**What to produce:**
Can all of these lines be returned exactly?
• • • • • • •
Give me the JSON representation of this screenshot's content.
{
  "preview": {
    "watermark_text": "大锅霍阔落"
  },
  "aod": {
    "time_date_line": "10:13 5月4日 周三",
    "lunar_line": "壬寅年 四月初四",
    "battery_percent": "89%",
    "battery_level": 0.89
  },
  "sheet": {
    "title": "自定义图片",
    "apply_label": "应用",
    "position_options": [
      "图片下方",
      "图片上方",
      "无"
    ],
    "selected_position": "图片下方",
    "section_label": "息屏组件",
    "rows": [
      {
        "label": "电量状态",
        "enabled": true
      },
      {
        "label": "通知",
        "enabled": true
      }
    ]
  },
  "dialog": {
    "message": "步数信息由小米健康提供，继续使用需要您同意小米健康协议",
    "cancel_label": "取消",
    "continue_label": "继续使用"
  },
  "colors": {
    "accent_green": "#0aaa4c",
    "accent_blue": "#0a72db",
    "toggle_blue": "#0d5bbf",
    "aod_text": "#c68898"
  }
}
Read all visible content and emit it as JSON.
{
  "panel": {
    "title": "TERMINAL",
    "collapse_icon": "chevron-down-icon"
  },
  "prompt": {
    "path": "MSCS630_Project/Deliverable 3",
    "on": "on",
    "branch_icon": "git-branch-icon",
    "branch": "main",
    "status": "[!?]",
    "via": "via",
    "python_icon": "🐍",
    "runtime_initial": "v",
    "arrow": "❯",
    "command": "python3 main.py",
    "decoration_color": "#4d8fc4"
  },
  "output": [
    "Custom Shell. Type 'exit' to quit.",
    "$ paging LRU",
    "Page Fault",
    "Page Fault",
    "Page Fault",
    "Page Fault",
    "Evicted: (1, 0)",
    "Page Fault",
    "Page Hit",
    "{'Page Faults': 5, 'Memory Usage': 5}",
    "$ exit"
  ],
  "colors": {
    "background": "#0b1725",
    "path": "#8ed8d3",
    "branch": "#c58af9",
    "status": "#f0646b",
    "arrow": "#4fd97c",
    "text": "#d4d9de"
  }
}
• • • • • • •
**Exercise answer:**
Give me the JSON representation of this screenshot's content.
{
  "preview": {
    "watermark_text": "大锅霍阔落"
  },
  "aod": {
    "time_date_line": "10:13 5月4日 周三",
    "lunar_line": "壬寅年 四月初四",
    "battery_percent": "89%",
    "battery_level": 0.89
  },
  "sheet": {
    "title": "自定义图片",
    "apply_label": "应用",
    "position_options": [
      "图片下方",
      "图片上方",
      "无"
    ],
    "selected_position": "图片下方",
    "section_label": "息屏组件",
    "rows": [
      {
        "label": "电量状态",
        "enabled": true
      },
      {
        "label": "通知",
        "enabled": true
      }
    ]
  },
  "dialog": {
    "message": "步数信息由小米健康提供，继续使用需要您同意小米健康协议",
    "cancel_label": "取消",
    "continue_label": "继续使用"
  },
  "colors": {
    "accent_green": "#0aaa4c",
    "accent_blue": "#0a72db",
    "toggle_blue": "#0d5bbf",
    "aod_text": "#c68898"
  }
}
Read all visible content and emit it as JSON.
{
  "panel": {
    "title": "TERMINAL",
    "collapse_icon": "chevron-down-icon"
  },
  "prompt": {
    "path": "MSCS630_Project/Deliverable 3",
    "on": "on",
    "branch_icon": "git-branch-icon",
    "branch": "main",
    "status": "[!?]",
    "via": "via",
    "python_icon": "🐍",
    "runtime_initial": "v",
    "arrow": "❯",
    "command": "python3 main.py",
    "decoration_color": "#4d8fc4"
  },
  "output": [
    "Custom Shell. Type 'exit' to quit.",
    "$ paging LRU",
    "Page Fault",
    "Page Fault",
    "Page Fault",
    "Page Fault",
    "Evicted: (1, 0)",
    "Page Fault",
    "Page Hit",
    "{'Page Faults': 5, 'Memory Usage': 5}",
    "$ exit"
  ],
  "colors": {
    "background": "#0b1725",
    "path": "#8ed8d3",
    "branch": "#c58af9",
    "status": "#f0646b",
    "arrow": "#4fd97c",
    "text": "#d4d9de"
  }
}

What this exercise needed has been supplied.